__Data in this exercise__
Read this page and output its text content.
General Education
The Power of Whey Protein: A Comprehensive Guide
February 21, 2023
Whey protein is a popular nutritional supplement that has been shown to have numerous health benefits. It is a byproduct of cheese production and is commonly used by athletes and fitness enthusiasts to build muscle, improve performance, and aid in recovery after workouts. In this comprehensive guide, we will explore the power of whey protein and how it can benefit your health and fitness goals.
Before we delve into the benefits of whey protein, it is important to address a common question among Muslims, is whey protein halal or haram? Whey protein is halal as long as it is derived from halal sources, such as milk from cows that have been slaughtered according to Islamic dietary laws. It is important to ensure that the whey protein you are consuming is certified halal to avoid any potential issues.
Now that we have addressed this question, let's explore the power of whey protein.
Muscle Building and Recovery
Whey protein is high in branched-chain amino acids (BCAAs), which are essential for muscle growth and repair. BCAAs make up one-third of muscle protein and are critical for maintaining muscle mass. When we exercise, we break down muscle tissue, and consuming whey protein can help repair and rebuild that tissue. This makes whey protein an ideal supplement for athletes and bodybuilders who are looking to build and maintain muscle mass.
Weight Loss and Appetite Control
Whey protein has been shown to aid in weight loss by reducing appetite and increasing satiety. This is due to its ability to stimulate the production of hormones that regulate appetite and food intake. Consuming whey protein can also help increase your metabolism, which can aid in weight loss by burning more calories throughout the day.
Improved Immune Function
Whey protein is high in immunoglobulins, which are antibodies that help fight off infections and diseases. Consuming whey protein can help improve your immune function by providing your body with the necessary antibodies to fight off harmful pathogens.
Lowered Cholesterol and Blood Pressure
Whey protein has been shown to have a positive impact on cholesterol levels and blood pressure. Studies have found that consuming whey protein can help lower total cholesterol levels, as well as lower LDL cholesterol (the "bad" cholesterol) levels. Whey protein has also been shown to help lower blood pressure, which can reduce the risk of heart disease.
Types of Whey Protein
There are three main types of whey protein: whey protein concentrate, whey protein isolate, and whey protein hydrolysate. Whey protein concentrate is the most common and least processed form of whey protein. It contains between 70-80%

__What is required__
Repeat all of the records, letter for letter.

__Written reply__
Read this page and output its text content.
General Education
The Power of Whey Protein: A Comprehensive Guide
February 21, 2023
Whey protein is a popular nutritional supplement that has been shown to have numerous health benefits. It is a byproduct of cheese production and is commonly used by athletes and fitness enthusiasts to build muscle, improve performance, and aid in recovery after workouts. In this comprehensive guide, we will explore the power of whey protein and how it can benefit your health and fitness goals.
Before we delve into the benefits of whey protein, it is important to address a common question among Muslims, is whey protein halal or haram? Whey protein is halal as long as it is derived from halal sources, such as milk from cows that have been slaughtered according to Islamic dietary laws. It is important to ensure that the whey protein you are consuming is certified halal to avoid any potential issues.
Now that we have addressed this question, let's explore the power of whey protein.
Muscle Building and Recovery
Whey protein is high in branched-chain amino acids (BCAAs), which are essential for muscle growth and repair. BCAAs make up one-third of muscle protein and are critical for maintaining muscle mass. When we exercise, we break down muscle tissue, and consuming whey protein can help repair and rebuild that tissue. This makes whey protein an ideal supplement for athletes and bodybuilders who are looking to build and maintain muscle mass.
Weight Loss and Appetite Control
Whey protein has been shown to aid in weight loss by reducing appetite and increasing satiety. This is due to its ability to stimulate the production of hormones that regulate appetite and food intake. Consuming whey protein can also help increase your metabolism, which can aid in weight loss by burning more calories throughout the day.
Improved Immune Function
Whey protein is high in immunoglobulins, which are antibodies that help fight off infections and diseases. Consuming whey protein can help improve your immune function by providing your body with the necessary antibodies to fight off harmful pathogens.
Lowered Cholesterol and Blood Pressure
Whey protein has been shown to have a positive impact on cholesterol levels and blood pressure. Studies have found that consuming whey protein can help lower total cholesterol levels, as well as lower LDL cholesterol (the "bad" cholesterol) levels. Whey protein has also been shown to help lower blood pressure, which can reduce the risk of heart disease.
Types of Whey Protein
There are three main types of whey protein: whey protein concentrate, whey protein isolate, and whey protein hydrolysate. Whey protein concentrate is the most common and least processed form of whey protein. It contains between 70-80%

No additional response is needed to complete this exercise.